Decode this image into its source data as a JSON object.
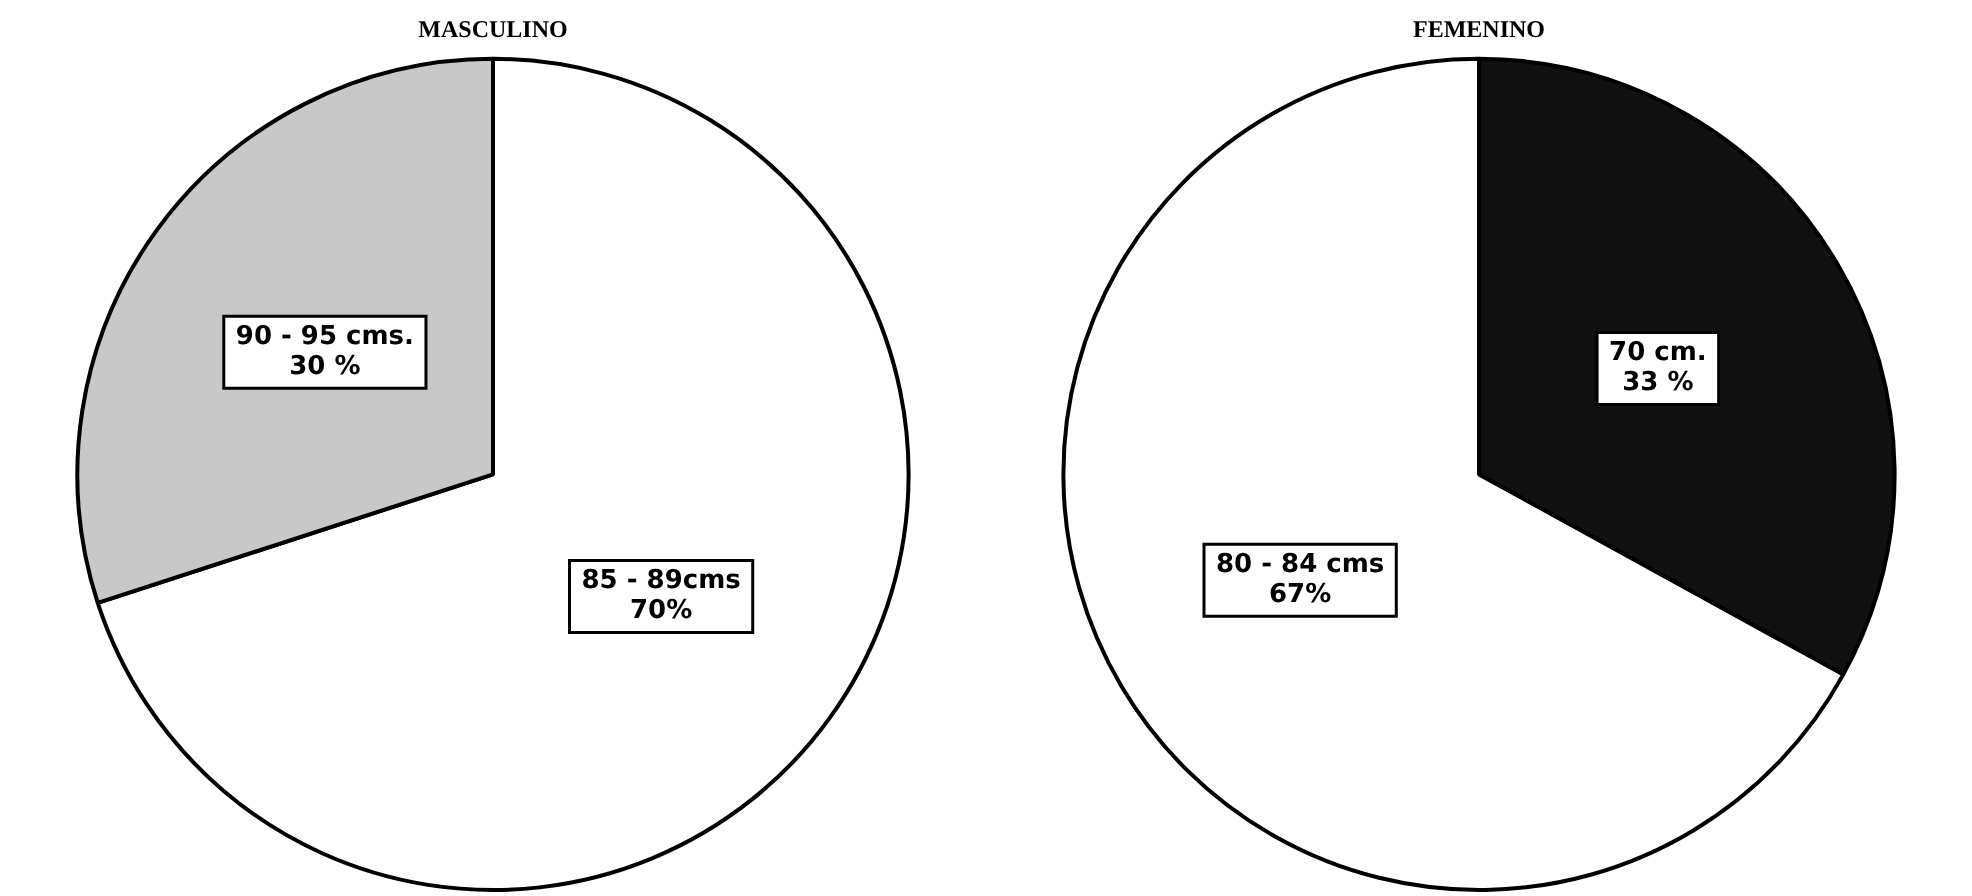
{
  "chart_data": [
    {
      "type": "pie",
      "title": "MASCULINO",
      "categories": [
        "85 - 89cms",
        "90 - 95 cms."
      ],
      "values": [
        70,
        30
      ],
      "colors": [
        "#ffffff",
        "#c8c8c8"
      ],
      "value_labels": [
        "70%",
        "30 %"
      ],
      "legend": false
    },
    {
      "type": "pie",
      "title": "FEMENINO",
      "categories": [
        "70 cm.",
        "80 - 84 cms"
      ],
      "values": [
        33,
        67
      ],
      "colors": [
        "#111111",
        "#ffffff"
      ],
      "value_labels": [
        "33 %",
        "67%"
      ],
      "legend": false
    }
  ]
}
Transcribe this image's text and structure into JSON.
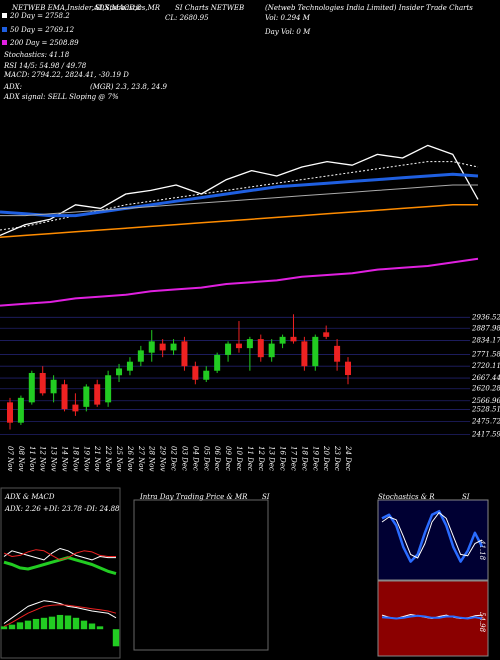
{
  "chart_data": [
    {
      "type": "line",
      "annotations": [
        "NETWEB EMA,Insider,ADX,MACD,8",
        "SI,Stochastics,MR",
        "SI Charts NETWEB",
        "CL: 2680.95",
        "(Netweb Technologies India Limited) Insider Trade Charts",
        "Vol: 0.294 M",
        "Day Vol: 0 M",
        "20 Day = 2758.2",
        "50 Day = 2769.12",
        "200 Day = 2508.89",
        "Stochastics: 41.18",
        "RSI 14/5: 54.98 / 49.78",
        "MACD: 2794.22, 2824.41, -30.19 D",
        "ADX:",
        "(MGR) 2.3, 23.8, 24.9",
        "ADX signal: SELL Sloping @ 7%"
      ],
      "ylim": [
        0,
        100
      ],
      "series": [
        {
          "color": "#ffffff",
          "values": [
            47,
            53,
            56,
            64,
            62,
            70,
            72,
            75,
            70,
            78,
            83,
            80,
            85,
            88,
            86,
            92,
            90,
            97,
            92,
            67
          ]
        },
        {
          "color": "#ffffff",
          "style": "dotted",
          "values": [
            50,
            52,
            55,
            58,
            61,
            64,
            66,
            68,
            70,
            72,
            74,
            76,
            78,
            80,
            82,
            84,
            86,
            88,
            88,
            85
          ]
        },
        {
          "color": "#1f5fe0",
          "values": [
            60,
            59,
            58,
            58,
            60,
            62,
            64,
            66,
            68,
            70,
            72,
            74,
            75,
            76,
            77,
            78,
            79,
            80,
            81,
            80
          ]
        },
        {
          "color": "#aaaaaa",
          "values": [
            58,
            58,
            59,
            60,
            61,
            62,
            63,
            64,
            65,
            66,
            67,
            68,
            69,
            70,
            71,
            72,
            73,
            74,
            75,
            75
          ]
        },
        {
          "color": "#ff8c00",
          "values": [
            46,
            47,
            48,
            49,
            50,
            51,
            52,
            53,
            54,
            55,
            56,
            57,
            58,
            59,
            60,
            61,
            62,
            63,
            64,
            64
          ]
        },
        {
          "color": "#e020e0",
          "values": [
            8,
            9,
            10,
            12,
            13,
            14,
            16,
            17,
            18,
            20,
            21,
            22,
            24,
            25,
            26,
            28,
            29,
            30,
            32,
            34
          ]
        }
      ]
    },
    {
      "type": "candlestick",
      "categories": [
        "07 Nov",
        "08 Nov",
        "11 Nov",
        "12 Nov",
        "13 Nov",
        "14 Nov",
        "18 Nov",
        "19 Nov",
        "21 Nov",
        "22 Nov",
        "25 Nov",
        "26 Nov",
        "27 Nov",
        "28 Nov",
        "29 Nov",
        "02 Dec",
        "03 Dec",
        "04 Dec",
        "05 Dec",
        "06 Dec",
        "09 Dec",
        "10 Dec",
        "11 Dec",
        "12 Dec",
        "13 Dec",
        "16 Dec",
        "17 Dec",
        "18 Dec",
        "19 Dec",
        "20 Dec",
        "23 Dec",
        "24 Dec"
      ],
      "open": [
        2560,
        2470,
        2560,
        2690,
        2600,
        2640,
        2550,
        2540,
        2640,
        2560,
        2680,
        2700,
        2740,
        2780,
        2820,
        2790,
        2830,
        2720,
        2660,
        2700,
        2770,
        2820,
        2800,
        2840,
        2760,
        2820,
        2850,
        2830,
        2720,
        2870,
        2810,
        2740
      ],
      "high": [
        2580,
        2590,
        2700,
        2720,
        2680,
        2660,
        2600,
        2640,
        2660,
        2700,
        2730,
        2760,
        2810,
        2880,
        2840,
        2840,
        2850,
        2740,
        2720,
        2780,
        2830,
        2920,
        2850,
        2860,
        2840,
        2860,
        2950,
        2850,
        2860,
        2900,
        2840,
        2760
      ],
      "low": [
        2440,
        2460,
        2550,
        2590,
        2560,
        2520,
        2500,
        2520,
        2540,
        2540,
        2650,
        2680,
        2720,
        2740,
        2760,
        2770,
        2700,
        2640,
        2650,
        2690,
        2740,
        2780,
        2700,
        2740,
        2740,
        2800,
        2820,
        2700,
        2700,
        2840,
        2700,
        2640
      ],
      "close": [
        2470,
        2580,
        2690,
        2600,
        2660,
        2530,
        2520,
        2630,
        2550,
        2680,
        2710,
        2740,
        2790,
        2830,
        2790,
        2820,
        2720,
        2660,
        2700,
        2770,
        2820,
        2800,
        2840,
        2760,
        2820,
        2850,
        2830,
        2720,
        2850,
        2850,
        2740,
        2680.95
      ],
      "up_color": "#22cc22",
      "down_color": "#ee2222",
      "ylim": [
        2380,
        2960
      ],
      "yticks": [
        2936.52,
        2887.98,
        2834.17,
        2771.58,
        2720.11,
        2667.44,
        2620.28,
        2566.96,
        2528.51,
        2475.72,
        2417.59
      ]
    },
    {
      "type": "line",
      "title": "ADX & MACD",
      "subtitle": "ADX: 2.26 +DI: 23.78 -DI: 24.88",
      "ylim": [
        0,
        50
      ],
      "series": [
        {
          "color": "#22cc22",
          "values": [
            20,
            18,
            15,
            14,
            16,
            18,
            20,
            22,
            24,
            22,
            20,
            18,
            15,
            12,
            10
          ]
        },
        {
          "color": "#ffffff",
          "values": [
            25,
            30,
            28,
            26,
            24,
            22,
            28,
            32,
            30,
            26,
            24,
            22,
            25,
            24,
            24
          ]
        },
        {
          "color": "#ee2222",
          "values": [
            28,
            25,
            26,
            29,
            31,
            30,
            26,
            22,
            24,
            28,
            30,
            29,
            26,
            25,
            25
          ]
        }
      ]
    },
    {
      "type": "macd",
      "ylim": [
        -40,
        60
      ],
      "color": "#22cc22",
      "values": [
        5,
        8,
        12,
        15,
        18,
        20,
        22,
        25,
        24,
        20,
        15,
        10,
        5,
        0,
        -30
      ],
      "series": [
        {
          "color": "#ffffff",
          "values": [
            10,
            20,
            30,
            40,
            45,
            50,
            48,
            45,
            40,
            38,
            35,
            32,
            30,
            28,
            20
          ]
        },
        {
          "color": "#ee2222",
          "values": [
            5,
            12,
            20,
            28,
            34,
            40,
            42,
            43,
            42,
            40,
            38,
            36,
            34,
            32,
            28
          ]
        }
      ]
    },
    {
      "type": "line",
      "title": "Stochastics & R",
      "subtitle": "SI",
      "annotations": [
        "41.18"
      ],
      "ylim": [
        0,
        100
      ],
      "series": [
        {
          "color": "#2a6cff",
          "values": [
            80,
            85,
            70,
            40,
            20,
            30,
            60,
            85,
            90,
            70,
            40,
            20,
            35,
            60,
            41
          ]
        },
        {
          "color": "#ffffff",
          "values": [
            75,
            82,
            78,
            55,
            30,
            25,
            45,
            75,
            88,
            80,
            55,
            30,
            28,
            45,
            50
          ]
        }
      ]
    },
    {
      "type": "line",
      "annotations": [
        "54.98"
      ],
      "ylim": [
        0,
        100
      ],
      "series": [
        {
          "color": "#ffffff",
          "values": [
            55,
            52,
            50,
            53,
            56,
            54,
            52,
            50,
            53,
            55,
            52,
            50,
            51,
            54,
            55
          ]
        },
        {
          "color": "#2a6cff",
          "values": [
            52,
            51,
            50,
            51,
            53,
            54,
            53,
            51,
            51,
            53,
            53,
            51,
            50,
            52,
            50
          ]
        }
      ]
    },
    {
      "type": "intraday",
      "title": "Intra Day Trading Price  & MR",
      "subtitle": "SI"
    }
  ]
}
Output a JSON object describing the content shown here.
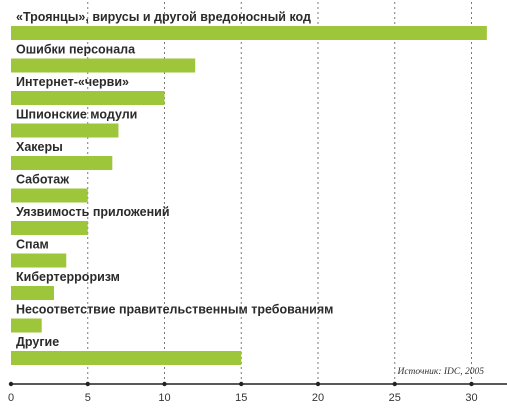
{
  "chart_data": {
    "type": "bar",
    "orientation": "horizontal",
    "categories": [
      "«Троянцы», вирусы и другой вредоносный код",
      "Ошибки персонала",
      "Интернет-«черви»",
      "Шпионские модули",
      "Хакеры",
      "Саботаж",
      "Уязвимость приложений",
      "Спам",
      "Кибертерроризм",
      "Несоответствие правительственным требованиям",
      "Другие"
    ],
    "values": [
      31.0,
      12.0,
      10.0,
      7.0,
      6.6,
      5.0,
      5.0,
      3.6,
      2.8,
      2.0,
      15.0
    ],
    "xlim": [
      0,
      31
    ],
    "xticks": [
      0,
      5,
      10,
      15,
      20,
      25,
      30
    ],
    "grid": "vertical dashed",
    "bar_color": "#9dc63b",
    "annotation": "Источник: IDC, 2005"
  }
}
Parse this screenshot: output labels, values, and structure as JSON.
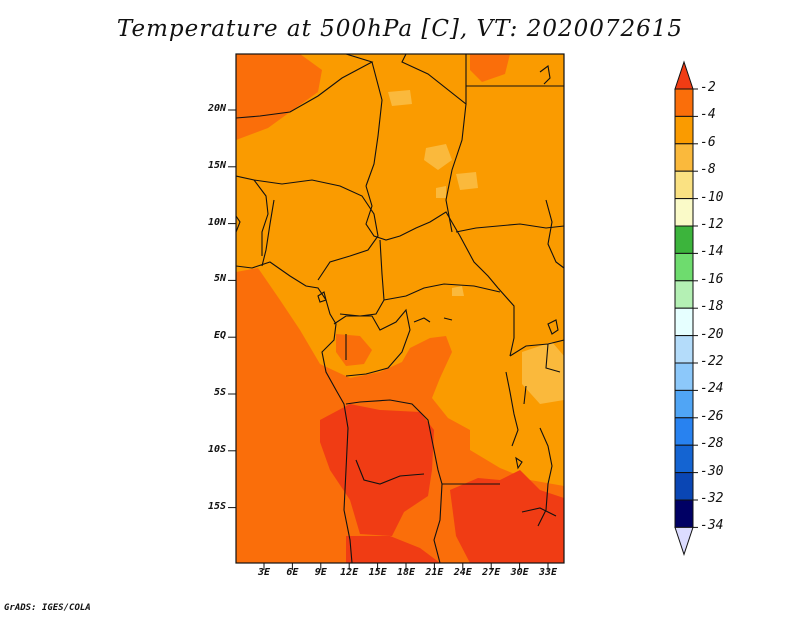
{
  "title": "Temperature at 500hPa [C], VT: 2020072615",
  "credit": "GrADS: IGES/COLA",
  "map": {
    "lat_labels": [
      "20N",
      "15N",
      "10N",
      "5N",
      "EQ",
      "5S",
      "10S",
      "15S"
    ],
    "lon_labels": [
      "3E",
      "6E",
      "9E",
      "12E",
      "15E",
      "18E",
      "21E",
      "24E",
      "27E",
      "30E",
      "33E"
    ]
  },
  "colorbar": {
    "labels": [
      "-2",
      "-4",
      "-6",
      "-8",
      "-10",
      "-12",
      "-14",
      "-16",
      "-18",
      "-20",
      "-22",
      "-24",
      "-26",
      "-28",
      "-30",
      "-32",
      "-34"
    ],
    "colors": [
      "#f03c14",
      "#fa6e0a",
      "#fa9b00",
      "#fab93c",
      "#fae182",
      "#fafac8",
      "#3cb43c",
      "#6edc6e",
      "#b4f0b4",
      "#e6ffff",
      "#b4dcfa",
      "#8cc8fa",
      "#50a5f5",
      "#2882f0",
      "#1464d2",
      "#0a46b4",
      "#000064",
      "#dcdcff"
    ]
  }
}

- [DIRECTIVE]: Take the lines from the one that contains "Parse this screenshot: output" down to the last line of the listing above, both included, and set them down exactly, leaving out pictures.

- [ANSWER FOR THE TASK]:
Parse this screenshot: output labels, values, and structure as JSON.
{
  "title": "Temperature at 500hPa [C], VT: 2020072615",
  "credit": "GrADS: IGES/COLA",
  "map": {
    "lat_labels": [
      "20N",
      "15N",
      "10N",
      "5N",
      "EQ",
      "5S",
      "10S",
      "15S"
    ],
    "lon_labels": [
      "3E",
      "6E",
      "9E",
      "12E",
      "15E",
      "18E",
      "21E",
      "24E",
      "27E",
      "30E",
      "33E"
    ]
  },
  "colorbar": {
    "labels": [
      "-2",
      "-4",
      "-6",
      "-8",
      "-10",
      "-12",
      "-14",
      "-16",
      "-18",
      "-20",
      "-22",
      "-24",
      "-26",
      "-28",
      "-30",
      "-32",
      "-34"
    ],
    "colors": [
      "#f03c14",
      "#fa6e0a",
      "#fa9b00",
      "#fab93c",
      "#fae182",
      "#fafac8",
      "#3cb43c",
      "#6edc6e",
      "#b4f0b4",
      "#e6ffff",
      "#b4dcfa",
      "#8cc8fa",
      "#50a5f5",
      "#2882f0",
      "#1464d2",
      "#0a46b4",
      "#000064",
      "#dcdcff"
    ]
  }
}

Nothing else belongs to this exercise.